## Start WORKING DATA
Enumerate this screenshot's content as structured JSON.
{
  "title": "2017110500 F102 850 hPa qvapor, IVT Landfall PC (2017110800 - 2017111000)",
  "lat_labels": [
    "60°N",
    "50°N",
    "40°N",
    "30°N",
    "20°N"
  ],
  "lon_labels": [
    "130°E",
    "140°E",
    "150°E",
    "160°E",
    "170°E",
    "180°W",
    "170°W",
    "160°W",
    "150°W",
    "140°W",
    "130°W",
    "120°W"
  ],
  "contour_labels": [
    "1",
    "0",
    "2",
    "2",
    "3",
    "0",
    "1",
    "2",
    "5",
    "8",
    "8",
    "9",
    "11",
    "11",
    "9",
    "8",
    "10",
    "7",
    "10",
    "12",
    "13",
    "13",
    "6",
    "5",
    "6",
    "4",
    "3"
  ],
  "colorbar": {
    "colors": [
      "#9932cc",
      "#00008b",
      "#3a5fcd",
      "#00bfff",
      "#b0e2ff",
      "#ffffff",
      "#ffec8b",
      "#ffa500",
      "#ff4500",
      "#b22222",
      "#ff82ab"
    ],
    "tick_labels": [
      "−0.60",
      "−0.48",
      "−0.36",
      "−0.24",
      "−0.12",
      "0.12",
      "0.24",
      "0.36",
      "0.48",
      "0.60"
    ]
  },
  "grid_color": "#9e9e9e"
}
## End WORKING DATA
## Start WORKING DATA
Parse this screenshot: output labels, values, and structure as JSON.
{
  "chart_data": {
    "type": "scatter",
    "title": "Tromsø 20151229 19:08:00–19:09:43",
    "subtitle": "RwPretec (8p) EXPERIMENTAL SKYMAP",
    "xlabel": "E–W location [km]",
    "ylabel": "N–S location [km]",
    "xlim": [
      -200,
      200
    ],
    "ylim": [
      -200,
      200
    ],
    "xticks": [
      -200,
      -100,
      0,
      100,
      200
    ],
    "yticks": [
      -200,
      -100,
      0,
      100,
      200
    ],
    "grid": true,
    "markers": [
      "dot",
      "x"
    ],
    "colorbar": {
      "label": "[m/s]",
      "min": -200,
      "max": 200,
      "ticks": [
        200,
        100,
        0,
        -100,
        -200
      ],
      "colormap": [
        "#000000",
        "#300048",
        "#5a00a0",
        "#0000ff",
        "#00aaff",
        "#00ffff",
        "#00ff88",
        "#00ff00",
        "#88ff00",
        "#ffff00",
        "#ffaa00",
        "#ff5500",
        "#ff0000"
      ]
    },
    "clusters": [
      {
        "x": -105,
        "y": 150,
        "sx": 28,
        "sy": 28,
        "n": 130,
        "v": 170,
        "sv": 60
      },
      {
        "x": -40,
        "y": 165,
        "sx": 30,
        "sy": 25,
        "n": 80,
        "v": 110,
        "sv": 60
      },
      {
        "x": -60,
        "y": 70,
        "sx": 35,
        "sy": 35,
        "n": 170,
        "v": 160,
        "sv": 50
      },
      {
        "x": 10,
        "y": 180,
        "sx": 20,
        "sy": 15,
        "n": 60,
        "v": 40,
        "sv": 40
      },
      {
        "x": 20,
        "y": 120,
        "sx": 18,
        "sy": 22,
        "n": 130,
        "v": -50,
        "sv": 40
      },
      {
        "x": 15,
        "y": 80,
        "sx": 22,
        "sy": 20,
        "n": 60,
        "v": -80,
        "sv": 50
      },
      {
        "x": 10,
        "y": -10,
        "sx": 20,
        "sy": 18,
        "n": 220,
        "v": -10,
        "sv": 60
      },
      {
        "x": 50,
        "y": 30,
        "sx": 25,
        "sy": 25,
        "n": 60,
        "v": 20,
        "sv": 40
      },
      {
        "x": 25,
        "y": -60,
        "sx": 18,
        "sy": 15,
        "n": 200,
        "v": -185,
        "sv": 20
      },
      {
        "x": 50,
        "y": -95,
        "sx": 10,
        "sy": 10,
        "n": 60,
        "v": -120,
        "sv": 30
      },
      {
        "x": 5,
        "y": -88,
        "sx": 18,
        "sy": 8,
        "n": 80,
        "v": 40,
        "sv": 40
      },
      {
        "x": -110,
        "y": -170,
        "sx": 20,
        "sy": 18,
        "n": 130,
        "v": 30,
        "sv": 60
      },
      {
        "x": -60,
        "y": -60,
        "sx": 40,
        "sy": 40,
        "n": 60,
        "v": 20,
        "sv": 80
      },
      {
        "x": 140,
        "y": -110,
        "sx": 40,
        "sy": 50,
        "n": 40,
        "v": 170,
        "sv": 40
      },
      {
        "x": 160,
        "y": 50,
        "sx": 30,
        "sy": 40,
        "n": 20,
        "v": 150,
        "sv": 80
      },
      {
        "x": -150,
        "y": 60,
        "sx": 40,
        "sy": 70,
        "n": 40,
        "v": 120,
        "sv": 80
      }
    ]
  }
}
## End WORKING DATA
Of all the lines in the material above, how many contain the word "location"? Give only the count.

= WRITTEN RESPONSE =
2